-- BEGIN INFORMATION SHOWN --

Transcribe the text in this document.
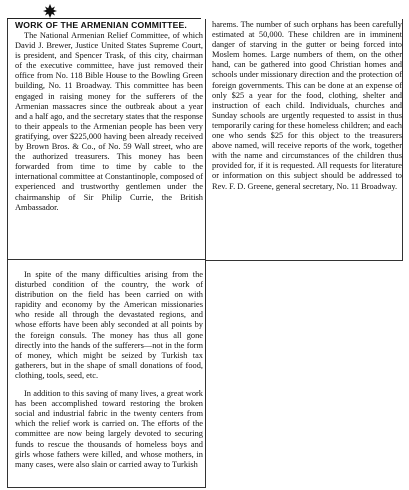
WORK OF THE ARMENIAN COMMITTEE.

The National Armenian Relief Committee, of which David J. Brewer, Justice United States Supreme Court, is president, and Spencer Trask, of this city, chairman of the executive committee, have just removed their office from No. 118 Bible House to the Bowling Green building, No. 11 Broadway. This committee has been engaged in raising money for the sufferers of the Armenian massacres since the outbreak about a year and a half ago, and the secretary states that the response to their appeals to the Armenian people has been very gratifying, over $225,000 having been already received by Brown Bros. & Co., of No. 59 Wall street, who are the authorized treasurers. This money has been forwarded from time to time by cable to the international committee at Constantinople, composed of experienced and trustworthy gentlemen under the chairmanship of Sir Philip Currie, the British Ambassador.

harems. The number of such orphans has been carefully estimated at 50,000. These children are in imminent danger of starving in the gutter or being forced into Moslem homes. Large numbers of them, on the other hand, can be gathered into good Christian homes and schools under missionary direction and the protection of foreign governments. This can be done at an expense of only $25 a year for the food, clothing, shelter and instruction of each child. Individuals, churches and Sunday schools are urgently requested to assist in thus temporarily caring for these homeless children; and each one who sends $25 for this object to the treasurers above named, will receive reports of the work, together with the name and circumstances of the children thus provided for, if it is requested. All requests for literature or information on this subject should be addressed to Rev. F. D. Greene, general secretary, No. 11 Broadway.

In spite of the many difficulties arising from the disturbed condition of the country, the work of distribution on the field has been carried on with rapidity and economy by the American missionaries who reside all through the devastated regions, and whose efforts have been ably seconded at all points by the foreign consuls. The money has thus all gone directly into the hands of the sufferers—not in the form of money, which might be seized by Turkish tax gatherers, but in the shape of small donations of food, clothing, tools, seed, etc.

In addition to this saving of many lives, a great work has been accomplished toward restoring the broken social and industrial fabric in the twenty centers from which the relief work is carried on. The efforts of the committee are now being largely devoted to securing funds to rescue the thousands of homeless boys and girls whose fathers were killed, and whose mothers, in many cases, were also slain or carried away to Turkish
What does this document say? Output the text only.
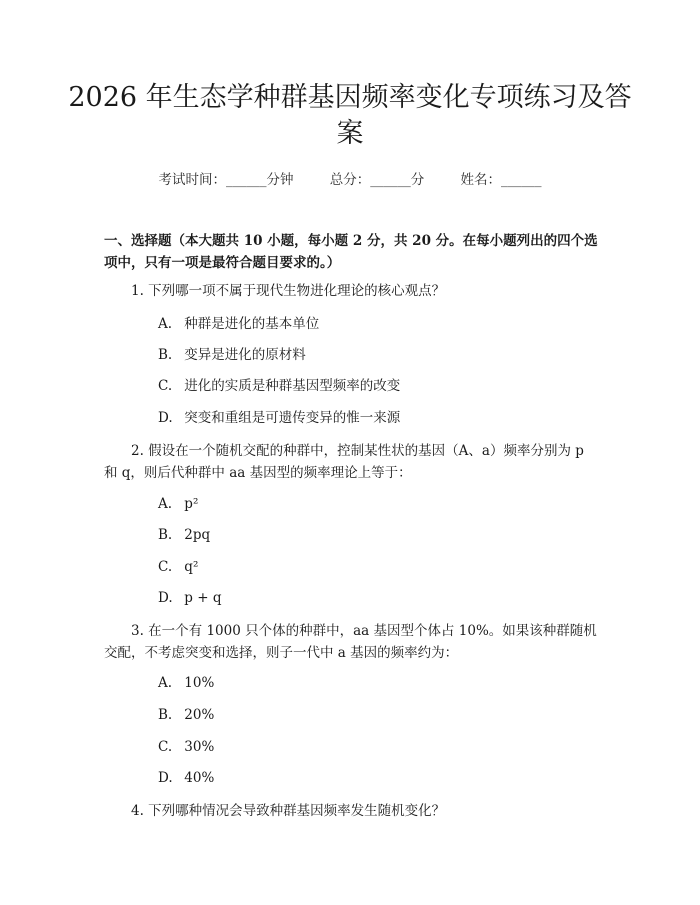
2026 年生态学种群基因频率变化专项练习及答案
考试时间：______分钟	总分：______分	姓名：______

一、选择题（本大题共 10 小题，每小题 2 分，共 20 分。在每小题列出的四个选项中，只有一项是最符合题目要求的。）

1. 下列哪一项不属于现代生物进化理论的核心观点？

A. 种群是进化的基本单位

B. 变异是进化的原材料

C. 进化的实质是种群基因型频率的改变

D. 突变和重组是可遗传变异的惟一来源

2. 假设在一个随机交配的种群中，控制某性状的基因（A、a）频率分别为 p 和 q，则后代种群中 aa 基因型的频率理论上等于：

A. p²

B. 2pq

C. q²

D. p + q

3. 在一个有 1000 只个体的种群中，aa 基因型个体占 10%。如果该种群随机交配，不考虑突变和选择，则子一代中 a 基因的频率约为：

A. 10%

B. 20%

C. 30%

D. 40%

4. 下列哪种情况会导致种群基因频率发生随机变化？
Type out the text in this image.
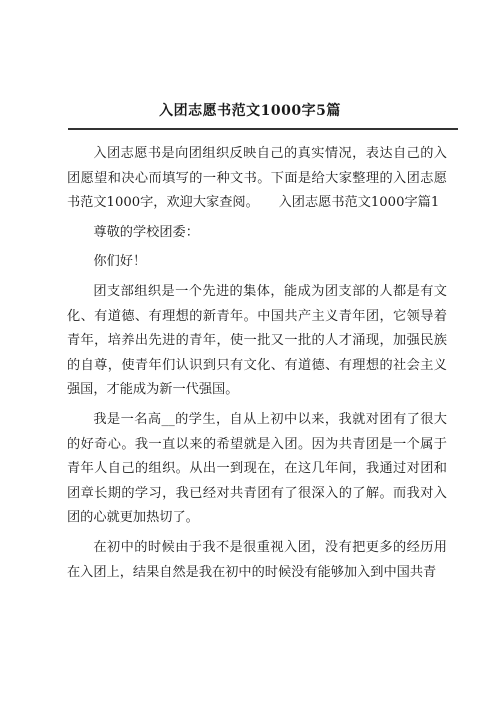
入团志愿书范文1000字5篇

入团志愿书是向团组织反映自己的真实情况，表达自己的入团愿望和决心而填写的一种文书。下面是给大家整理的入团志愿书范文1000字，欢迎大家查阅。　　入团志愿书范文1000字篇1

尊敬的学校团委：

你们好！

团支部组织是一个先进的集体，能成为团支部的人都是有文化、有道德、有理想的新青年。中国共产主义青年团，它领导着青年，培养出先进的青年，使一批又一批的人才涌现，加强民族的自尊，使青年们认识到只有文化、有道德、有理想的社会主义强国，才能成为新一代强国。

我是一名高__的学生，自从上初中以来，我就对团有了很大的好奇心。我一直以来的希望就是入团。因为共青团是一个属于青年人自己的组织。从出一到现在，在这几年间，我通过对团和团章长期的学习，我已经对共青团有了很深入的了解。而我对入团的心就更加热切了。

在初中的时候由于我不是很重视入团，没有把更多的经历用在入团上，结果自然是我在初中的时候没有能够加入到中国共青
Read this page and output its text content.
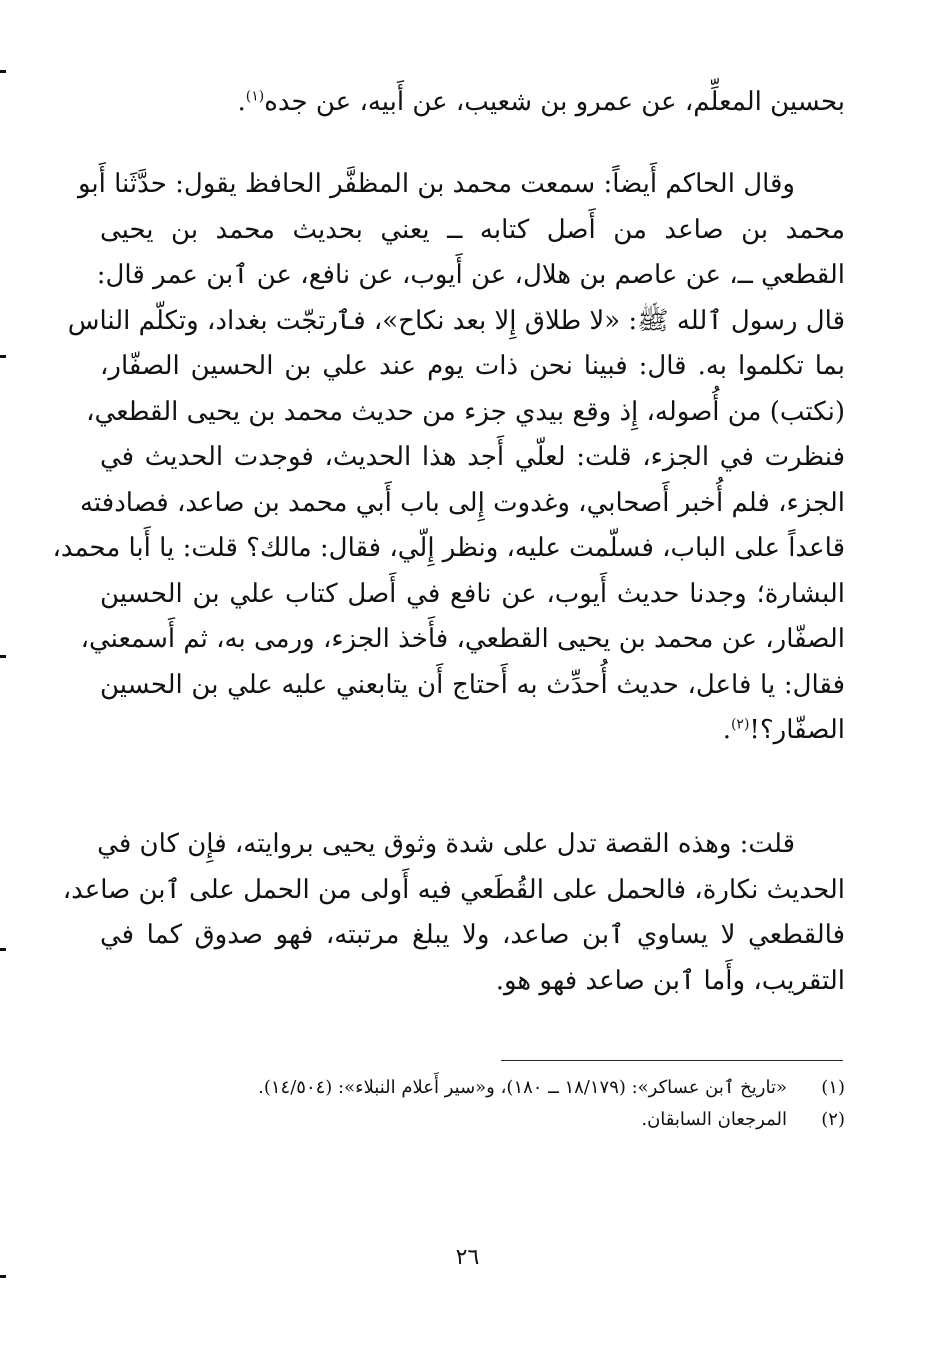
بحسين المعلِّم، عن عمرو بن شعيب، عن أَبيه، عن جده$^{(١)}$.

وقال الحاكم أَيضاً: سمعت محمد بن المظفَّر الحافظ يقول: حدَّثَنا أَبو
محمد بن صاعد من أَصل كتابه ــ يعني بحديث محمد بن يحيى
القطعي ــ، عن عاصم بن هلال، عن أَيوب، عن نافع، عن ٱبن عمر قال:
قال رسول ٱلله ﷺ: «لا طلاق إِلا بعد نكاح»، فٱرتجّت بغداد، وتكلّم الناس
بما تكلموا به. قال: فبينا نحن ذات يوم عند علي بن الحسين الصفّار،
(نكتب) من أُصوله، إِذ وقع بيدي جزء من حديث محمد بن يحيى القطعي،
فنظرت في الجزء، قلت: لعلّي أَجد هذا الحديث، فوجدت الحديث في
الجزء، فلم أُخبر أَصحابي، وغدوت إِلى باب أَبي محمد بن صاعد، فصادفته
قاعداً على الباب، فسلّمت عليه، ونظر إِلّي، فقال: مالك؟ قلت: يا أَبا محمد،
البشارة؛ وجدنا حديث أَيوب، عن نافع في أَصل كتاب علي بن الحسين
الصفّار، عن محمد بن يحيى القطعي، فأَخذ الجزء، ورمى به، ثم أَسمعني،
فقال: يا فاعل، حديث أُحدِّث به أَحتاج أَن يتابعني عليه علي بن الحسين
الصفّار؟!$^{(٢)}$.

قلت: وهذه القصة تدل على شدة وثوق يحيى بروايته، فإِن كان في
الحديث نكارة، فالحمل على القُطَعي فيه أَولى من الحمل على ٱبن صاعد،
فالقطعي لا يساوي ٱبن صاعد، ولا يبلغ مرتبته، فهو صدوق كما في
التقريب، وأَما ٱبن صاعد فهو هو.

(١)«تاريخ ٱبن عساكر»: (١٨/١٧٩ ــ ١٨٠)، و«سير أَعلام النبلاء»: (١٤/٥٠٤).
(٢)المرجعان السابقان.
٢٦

-- END INFORMATION SHOWN --

> **WHAT YOU NEED TO DO**
Your task is to transcribe all of the records precisely, with no images included.

> **FULL SOLUTION**
Transcribe the text in this document.
WORK OF THE ARMENIAN COMMITTEE.

The National Armenian Relief Committee, of which David J. Brewer, Justice United States Supreme Court, is president, and Spencer Trask, of this city, chairman of the executive committee, have just removed their office from No. 118 Bible House to the Bowling Green building, No. 11 Broadway. This committee has been engaged in raising money for the sufferers of the Armenian massacres since the outbreak about a year and a half ago, and the secretary states that the response to their appeals to the Armenian people has been very gratifying, over $225,000 having been already received by Brown Bros. & Co., of No. 59 Wall street, who are the authorized treasurers. This money has been forwarded from time to time by cable to the international committee at Constantinople, composed of experienced and trustworthy gentlemen under the chairmanship of Sir Philip Currie, the British Ambassador.

harems. The number of such orphans has been carefully estimated at 50,000. These children are in imminent danger of starving in the gutter or being forced into Moslem homes. Large numbers of them, on the other hand, can be gathered into good Christian homes and schools under missionary direction and the protection of foreign governments. This can be done at an expense of only $25 a year for the food, clothing, shelter and instruction of each child. Individuals, churches and Sunday schools are urgently requested to assist in thus temporarily caring for these homeless children; and each one who sends $25 for this object to the treasurers above named, will receive reports of the work, together with the name and circumstances of the children thus provided for, if it is requested. All requests for literature or information on this subject should be addressed to Rev. F. D. Greene, general secretary, No. 11 Broadway.

In spite of the many difficulties arising from the disturbed condition of the country, the work of distribution on the field has been carried on with rapidity and economy by the American missionaries who reside all through the devastated regions, and whose efforts have been ably seconded at all points by the foreign consuls. The money has thus all gone directly into the hands of the sufferers—not in the form of money, which might be seized by Turkish tax gatherers, but in the shape of small donations of food, clothing, tools, seed, etc.

In addition to this saving of many lives, a great work has been accomplished toward restoring the broken social and industrial fabric in the twenty centers from which the relief work is carried on. The efforts of the committee are now being largely devoted to securing funds to rescue the thousands of homeless boys and girls whose fathers were killed, and whose mothers, in many cases, were also slain or carried away to Turkish
What does this document say? Output the text only.
2026 年生态学种群基因频率变化专项练习及答案
考试时间：______分钟	总分：______分	姓名：______

一、选择题（本大题共 10 小题，每小题 2 分，共 20 分。在每小题列出的四个选项中，只有一项是最符合题目要求的。）

1. 下列哪一项不属于现代生物进化理论的核心观点？

A. 种群是进化的基本单位

B. 变异是进化的原材料

C. 进化的实质是种群基因型频率的改变

D. 突变和重组是可遗传变异的惟一来源

2. 假设在一个随机交配的种群中，控制某性状的基因（A、a）频率分别为 p 和 q，则后代种群中 aa 基因型的频率理论上等于：

A. p²

B. 2pq

C. q²

D. p + q

3. 在一个有 1000 只个体的种群中，aa 基因型个体占 10%。如果该种群随机交配，不考虑突变和选择，则子一代中 a 基因的频率约为：

A. 10%

B. 20%

C. 30%

D. 40%

4. 下列哪种情况会导致种群基因频率发生随机变化？
Type out the text in this image.
入团志愿书范文1000字5篇

入团志愿书是向团组织反映自己的真实情况，表达自己的入团愿望和决心而填写的一种文书。下面是给大家整理的入团志愿书范文1000字，欢迎大家查阅。　　入团志愿书范文1000字篇1

尊敬的学校团委：

你们好！

团支部组织是一个先进的集体，能成为团支部的人都是有文化、有道德、有理想的新青年。中国共产主义青年团，它领导着青年，培养出先进的青年，使一批又一批的人才涌现，加强民族的自尊，使青年们认识到只有文化、有道德、有理想的社会主义强国，才能成为新一代强国。

我是一名高__的学生，自从上初中以来，我就对团有了很大的好奇心。我一直以来的希望就是入团。因为共青团是一个属于青年人自己的组织。从出一到现在，在这几年间，我通过对团和团章长期的学习，我已经对共青团有了很深入的了解。而我对入团的心就更加热切了。

在初中的时候由于我不是很重视入团，没有把更多的经历用在入团上，结果自然是我在初中的时候没有能够加入到中国共青
Read this page and output its text content.
بحسين المعلِّم، عن عمرو بن شعيب، عن أَبيه، عن جده$^{(١)}$.

وقال الحاكم أَيضاً: سمعت محمد بن المظفَّر الحافظ يقول: حدَّثَنا أَبو
محمد بن صاعد من أَصل كتابه ــ يعني بحديث محمد بن يحيى
القطعي ــ، عن عاصم بن هلال، عن أَيوب، عن نافع، عن ٱبن عمر قال:
قال رسول ٱلله ﷺ: «لا طلاق إِلا بعد نكاح»، فٱرتجّت بغداد، وتكلّم الناس
بما تكلموا به. قال: فبينا نحن ذات يوم عند علي بن الحسين الصفّار،
(نكتب) من أُصوله، إِذ وقع بيدي جزء من حديث محمد بن يحيى القطعي،
فنظرت في الجزء، قلت: لعلّي أَجد هذا الحديث، فوجدت الحديث في
الجزء، فلم أُخبر أَصحابي، وغدوت إِلى باب أَبي محمد بن صاعد، فصادفته
قاعداً على الباب، فسلّمت عليه، ونظر إِلّي، فقال: مالك؟ قلت: يا أَبا محمد،
البشارة؛ وجدنا حديث أَيوب، عن نافع في أَصل كتاب علي بن الحسين
الصفّار، عن محمد بن يحيى القطعي، فأَخذ الجزء، ورمى به، ثم أَسمعني،
فقال: يا فاعل، حديث أُحدِّث به أَحتاج أَن يتابعني عليه علي بن الحسين
الصفّار؟!$^{(٢)}$.

قلت: وهذه القصة تدل على شدة وثوق يحيى بروايته، فإِن كان في
الحديث نكارة، فالحمل على القُطَعي فيه أَولى من الحمل على ٱبن صاعد،
فالقطعي لا يساوي ٱبن صاعد، ولا يبلغ مرتبته، فهو صدوق كما في
التقريب، وأَما ٱبن صاعد فهو هو.

(١)«تاريخ ٱبن عساكر»: (١٨/١٧٩ ــ ١٨٠)، و«سير أَعلام النبلاء»: (١٤/٥٠٤).
(٢)المرجعان السابقان.
٢٦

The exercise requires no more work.